Directions for this task -> Retype the data below without altering anything.

━━━━━ Material

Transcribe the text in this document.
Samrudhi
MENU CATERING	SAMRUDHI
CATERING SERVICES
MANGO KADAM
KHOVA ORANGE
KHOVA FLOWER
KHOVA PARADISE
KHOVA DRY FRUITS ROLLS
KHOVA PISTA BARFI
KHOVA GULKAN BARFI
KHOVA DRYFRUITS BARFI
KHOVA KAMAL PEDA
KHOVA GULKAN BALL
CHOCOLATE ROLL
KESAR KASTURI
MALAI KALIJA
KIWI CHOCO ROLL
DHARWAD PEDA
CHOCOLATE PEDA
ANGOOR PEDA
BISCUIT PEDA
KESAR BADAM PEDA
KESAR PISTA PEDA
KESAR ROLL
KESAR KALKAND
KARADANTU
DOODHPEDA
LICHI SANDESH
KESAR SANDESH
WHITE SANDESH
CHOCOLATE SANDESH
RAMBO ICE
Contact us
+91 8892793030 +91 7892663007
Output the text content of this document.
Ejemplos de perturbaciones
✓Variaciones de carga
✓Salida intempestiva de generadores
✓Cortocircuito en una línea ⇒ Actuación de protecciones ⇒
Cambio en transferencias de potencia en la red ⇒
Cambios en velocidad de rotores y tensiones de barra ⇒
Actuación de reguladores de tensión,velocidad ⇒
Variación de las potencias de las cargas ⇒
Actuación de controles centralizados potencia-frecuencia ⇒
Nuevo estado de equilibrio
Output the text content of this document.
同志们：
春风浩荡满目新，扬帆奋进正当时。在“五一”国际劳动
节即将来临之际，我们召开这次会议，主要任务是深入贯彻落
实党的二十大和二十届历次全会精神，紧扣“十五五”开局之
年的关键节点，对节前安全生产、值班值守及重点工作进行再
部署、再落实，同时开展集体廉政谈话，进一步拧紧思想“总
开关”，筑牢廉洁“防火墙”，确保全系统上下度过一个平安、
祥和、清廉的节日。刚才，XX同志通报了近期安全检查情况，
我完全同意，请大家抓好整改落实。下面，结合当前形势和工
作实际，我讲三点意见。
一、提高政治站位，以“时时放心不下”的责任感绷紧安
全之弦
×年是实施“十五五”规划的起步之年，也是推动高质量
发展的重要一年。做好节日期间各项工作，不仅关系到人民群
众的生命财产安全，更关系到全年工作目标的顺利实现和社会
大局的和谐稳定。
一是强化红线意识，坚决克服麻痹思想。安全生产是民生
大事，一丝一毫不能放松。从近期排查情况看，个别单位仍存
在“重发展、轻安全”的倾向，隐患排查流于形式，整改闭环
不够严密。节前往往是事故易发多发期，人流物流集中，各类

━━━━━━━━━━

Reply ->
Transcribe the text in this document.
Samrudhi
MENU CATERING	SAMRUDHI
CATERING SERVICES
MANGO KADAM
KHOVA ORANGE
KHOVA FLOWER
KHOVA PARADISE
KHOVA DRY FRUITS ROLLS
KHOVA PISTA BARFI
KHOVA GULKAN BARFI
KHOVA DRYFRUITS BARFI
KHOVA KAMAL PEDA
KHOVA GULKAN BALL
CHOCOLATE ROLL
KESAR KASTURI
MALAI KALIJA
KIWI CHOCO ROLL
DHARWAD PEDA
CHOCOLATE PEDA
ANGOOR PEDA
BISCUIT PEDA
KESAR BADAM PEDA
KESAR PISTA PEDA
KESAR ROLL
KESAR KALKAND
KARADANTU
DOODHPEDA
LICHI SANDESH
KESAR SANDESH
WHITE SANDESH
CHOCOLATE SANDESH
RAMBO ICE
Contact us
+91 8892793030 +91 7892663007
Output the text content of this document.
Ejemplos de perturbaciones
✓Variaciones de carga
✓Salida intempestiva de generadores
✓Cortocircuito en una línea ⇒ Actuación de protecciones ⇒
Cambio en transferencias de potencia en la red ⇒
Cambios en velocidad de rotores y tensiones de barra ⇒
Actuación de reguladores de tensión,velocidad ⇒
Variación de las potencias de las cargas ⇒
Actuación de controles centralizados potencia-frecuencia ⇒
Nuevo estado de equilibrio
Output the text content of this document.
同志们：
春风浩荡满目新，扬帆奋进正当时。在“五一”国际劳动
节即将来临之际，我们召开这次会议，主要任务是深入贯彻落
实党的二十大和二十届历次全会精神，紧扣“十五五”开局之
年的关键节点，对节前安全生产、值班值守及重点工作进行再
部署、再落实，同时开展集体廉政谈话，进一步拧紧思想“总
开关”，筑牢廉洁“防火墙”，确保全系统上下度过一个平安、
祥和、清廉的节日。刚才，XX同志通报了近期安全检查情况，
我完全同意，请大家抓好整改落实。下面，结合当前形势和工
作实际，我讲三点意见。
一、提高政治站位，以“时时放心不下”的责任感绷紧安
全之弦
×年是实施“十五五”规划的起步之年，也是推动高质量
发展的重要一年。做好节日期间各项工作，不仅关系到人民群
众的生命财产安全，更关系到全年工作目标的顺利实现和社会
大局的和谐稳定。
一是强化红线意识，坚决克服麻痹思想。安全生产是民生
大事，一丝一毫不能放松。从近期排查情况看，个别单位仍存
在“重发展、轻安全”的倾向，隐患排查流于形式，整改闭环
不够严密。节前往往是事故易发多发期，人流物流集中，各类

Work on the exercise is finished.